--- Start Items ---

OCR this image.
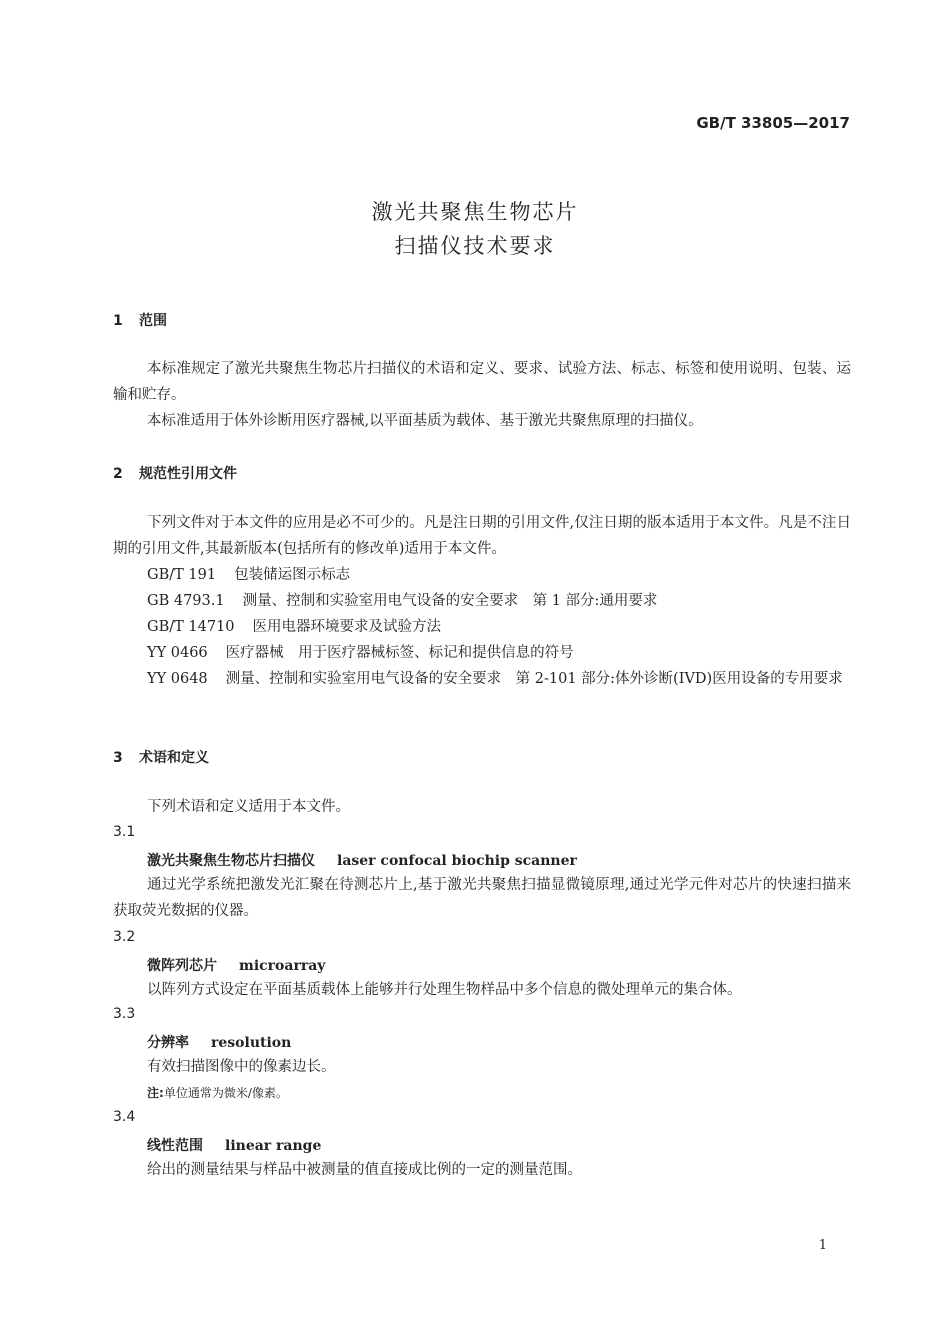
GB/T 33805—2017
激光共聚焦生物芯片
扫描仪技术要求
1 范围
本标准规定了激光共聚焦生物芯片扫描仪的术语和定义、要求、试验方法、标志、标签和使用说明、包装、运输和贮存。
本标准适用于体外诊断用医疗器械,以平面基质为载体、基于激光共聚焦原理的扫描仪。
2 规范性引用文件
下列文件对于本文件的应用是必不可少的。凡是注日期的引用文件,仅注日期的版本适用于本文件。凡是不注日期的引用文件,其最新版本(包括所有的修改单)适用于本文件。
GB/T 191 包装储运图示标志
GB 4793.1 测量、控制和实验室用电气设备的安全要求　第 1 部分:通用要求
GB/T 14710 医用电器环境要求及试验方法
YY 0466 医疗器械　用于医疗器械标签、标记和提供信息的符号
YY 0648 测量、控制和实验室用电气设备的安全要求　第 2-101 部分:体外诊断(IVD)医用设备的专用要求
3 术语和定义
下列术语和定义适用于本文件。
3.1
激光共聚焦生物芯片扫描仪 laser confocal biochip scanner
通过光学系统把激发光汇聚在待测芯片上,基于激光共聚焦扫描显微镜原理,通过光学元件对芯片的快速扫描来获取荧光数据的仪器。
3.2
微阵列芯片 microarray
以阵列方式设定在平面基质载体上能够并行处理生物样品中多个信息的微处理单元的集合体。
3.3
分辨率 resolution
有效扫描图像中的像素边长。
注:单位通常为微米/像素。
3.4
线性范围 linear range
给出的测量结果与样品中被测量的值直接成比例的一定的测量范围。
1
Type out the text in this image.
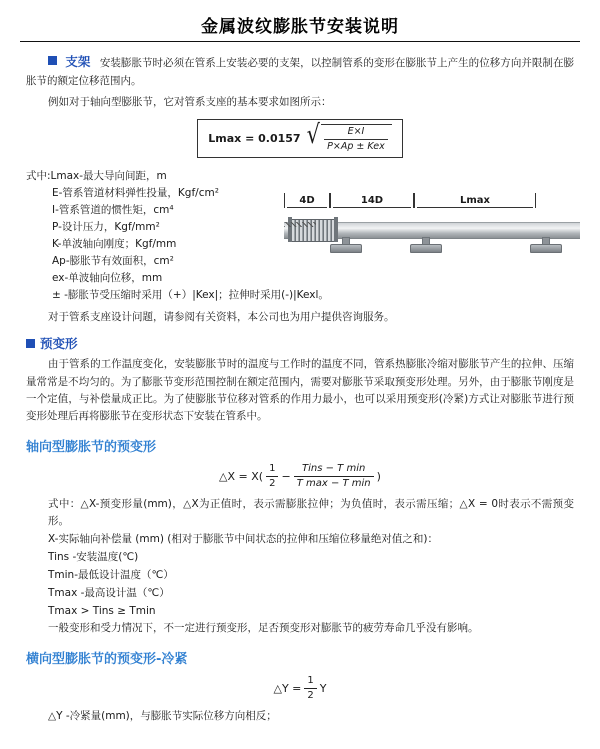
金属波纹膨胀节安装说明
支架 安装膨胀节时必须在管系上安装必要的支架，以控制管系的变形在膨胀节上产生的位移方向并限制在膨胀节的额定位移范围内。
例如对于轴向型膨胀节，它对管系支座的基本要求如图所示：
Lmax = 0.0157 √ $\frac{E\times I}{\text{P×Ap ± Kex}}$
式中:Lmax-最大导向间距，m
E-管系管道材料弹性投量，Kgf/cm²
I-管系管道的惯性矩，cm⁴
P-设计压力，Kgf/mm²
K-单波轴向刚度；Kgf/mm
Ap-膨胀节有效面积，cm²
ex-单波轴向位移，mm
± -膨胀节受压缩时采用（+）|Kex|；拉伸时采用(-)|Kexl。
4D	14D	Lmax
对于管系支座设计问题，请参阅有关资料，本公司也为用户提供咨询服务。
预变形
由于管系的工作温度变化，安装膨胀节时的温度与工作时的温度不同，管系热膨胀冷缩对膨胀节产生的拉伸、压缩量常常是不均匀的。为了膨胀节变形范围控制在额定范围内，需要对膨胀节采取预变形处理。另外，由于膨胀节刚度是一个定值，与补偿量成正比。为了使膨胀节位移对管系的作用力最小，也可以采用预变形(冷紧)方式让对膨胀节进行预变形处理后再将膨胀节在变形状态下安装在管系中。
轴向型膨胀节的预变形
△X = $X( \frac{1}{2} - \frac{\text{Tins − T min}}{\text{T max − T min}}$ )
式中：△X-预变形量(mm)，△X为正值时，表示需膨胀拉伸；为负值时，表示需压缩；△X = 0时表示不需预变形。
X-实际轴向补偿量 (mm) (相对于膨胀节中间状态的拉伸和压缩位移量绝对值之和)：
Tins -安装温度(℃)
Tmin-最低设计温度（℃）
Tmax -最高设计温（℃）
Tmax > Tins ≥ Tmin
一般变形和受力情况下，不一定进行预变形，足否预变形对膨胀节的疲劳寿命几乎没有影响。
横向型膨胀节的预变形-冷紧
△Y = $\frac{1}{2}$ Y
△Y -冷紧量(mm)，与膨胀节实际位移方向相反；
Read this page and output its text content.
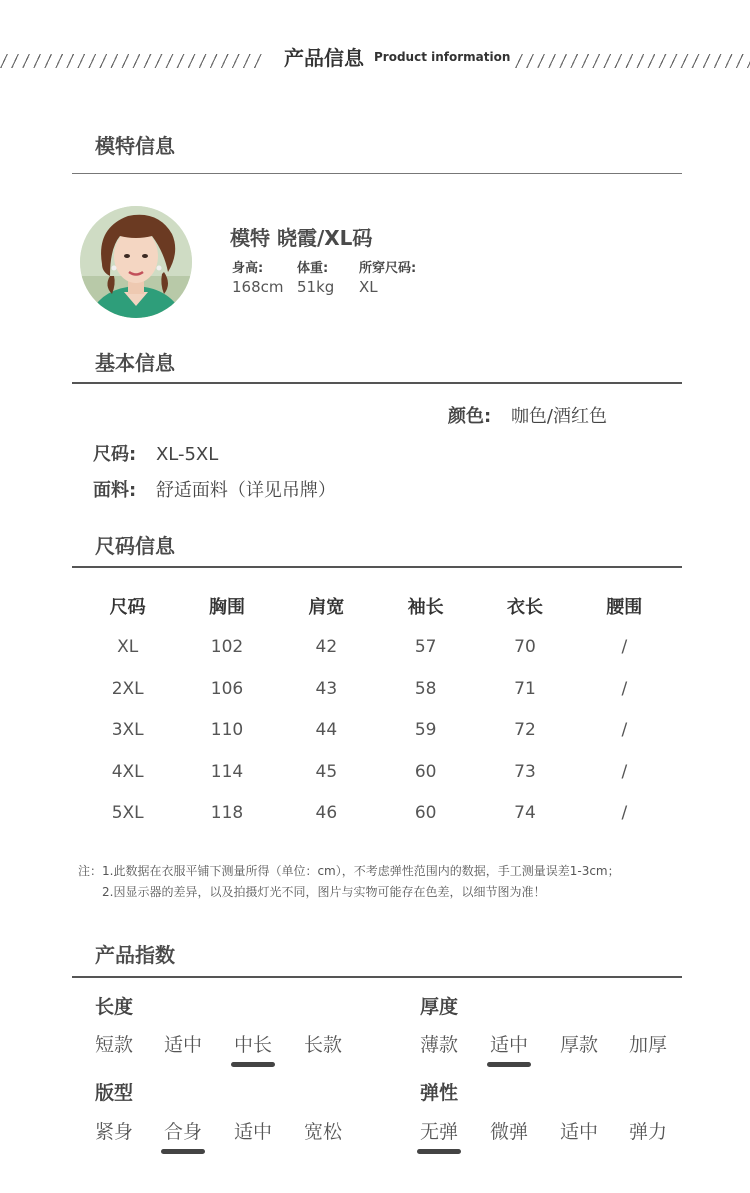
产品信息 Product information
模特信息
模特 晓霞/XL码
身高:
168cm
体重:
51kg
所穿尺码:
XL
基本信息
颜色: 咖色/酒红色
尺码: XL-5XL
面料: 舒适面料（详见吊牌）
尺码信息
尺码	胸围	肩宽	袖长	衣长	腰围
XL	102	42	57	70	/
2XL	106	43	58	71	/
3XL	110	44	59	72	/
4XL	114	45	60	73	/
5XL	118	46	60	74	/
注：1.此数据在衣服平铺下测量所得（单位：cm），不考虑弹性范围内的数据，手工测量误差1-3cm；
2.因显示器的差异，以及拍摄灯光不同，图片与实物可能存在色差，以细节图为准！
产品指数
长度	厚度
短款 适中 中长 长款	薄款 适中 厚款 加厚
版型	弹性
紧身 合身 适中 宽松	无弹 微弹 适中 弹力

--- End Items ---

**What you have to do:** All of the entries above should be duplicated exactly, except for the pictures.

**Solution:**
OCR this image.
GB/T 33805—2017
激光共聚焦生物芯片
扫描仪技术要求
1 范围
本标准规定了激光共聚焦生物芯片扫描仪的术语和定义、要求、试验方法、标志、标签和使用说明、包装、运输和贮存。
本标准适用于体外诊断用医疗器械,以平面基质为载体、基于激光共聚焦原理的扫描仪。
2 规范性引用文件
下列文件对于本文件的应用是必不可少的。凡是注日期的引用文件,仅注日期的版本适用于本文件。凡是不注日期的引用文件,其最新版本(包括所有的修改单)适用于本文件。
GB/T 191 包装储运图示标志
GB 4793.1 测量、控制和实验室用电气设备的安全要求　第 1 部分:通用要求
GB/T 14710 医用电器环境要求及试验方法
YY 0466 医疗器械　用于医疗器械标签、标记和提供信息的符号
YY 0648 测量、控制和实验室用电气设备的安全要求　第 2-101 部分:体外诊断(IVD)医用设备的专用要求
3 术语和定义
下列术语和定义适用于本文件。
3.1
激光共聚焦生物芯片扫描仪 laser confocal biochip scanner
通过光学系统把激发光汇聚在待测芯片上,基于激光共聚焦扫描显微镜原理,通过光学元件对芯片的快速扫描来获取荧光数据的仪器。
3.2
微阵列芯片 microarray
以阵列方式设定在平面基质载体上能够并行处理生物样品中多个信息的微处理单元的集合体。
3.3
分辨率 resolution
有效扫描图像中的像素边长。
注:单位通常为微米/像素。
3.4
线性范围 linear range
给出的测量结果与样品中被测量的值直接成比例的一定的测量范围。
1
Type out the text in this image.
金属波纹膨胀节安装说明
支架 安装膨胀节时必须在管系上安装必要的支架，以控制管系的变形在膨胀节上产生的位移方向并限制在膨胀节的额定位移范围内。
例如对于轴向型膨胀节，它对管系支座的基本要求如图所示：
Lmax = 0.0157 √ $\frac{E\times I}{\text{P×Ap ± Kex}}$
式中:Lmax-最大导向间距，m
E-管系管道材料弹性投量，Kgf/cm²
I-管系管道的惯性矩，cm⁴
P-设计压力，Kgf/mm²
K-单波轴向刚度；Kgf/mm
Ap-膨胀节有效面积，cm²
ex-单波轴向位移，mm
± -膨胀节受压缩时采用（+）|Kex|；拉伸时采用(-)|Kexl。
4D	14D	Lmax
对于管系支座设计问题，请参阅有关资料，本公司也为用户提供咨询服务。
预变形
由于管系的工作温度变化，安装膨胀节时的温度与工作时的温度不同，管系热膨胀冷缩对膨胀节产生的拉伸、压缩量常常是不均匀的。为了膨胀节变形范围控制在额定范围内，需要对膨胀节采取预变形处理。另外，由于膨胀节刚度是一个定值，与补偿量成正比。为了使膨胀节位移对管系的作用力最小，也可以采用预变形(冷紧)方式让对膨胀节进行预变形处理后再将膨胀节在变形状态下安装在管系中。
轴向型膨胀节的预变形
△X = $X( \frac{1}{2} - \frac{\text{Tins − T min}}{\text{T max − T min}}$ )
式中：△X-预变形量(mm)，△X为正值时，表示需膨胀拉伸；为负值时，表示需压缩；△X = 0时表示不需预变形。
X-实际轴向补偿量 (mm) (相对于膨胀节中间状态的拉伸和压缩位移量绝对值之和)：
Tins -安装温度(℃)
Tmin-最低设计温度（℃）
Tmax -最高设计温（℃）
Tmax > Tins ≥ Tmin
一般变形和受力情况下，不一定进行预变形，足否预变形对膨胀节的疲劳寿命几乎没有影响。
横向型膨胀节的预变形-冷紧
△Y = $\frac{1}{2}$ Y
△Y -冷紧量(mm)，与膨胀节实际位移方向相反；
Read this page and output its text content.
产品信息 Product information
模特信息
模特 晓霞/XL码
身高:
168cm
体重:
51kg
所穿尺码:
XL
基本信息
颜色: 咖色/酒红色
尺码: XL-5XL
面料: 舒适面料（详见吊牌）
尺码信息
尺码	胸围	肩宽	袖长	衣长	腰围
XL	102	42	57	70	/
2XL	106	43	58	71	/
3XL	110	44	59	72	/
4XL	114	45	60	73	/
5XL	118	46	60	74	/
注：1.此数据在衣服平铺下测量所得（单位：cm），不考虑弹性范围内的数据，手工测量误差1-3cm；
2.因显示器的差异，以及拍摄灯光不同，图片与实物可能存在色差，以细节图为准！
产品指数
长度	厚度
短款 适中 中长 长款	薄款 适中 厚款 加厚
版型	弹性
紧身 合身 适中 宽松	无弹 微弹 适中 弹力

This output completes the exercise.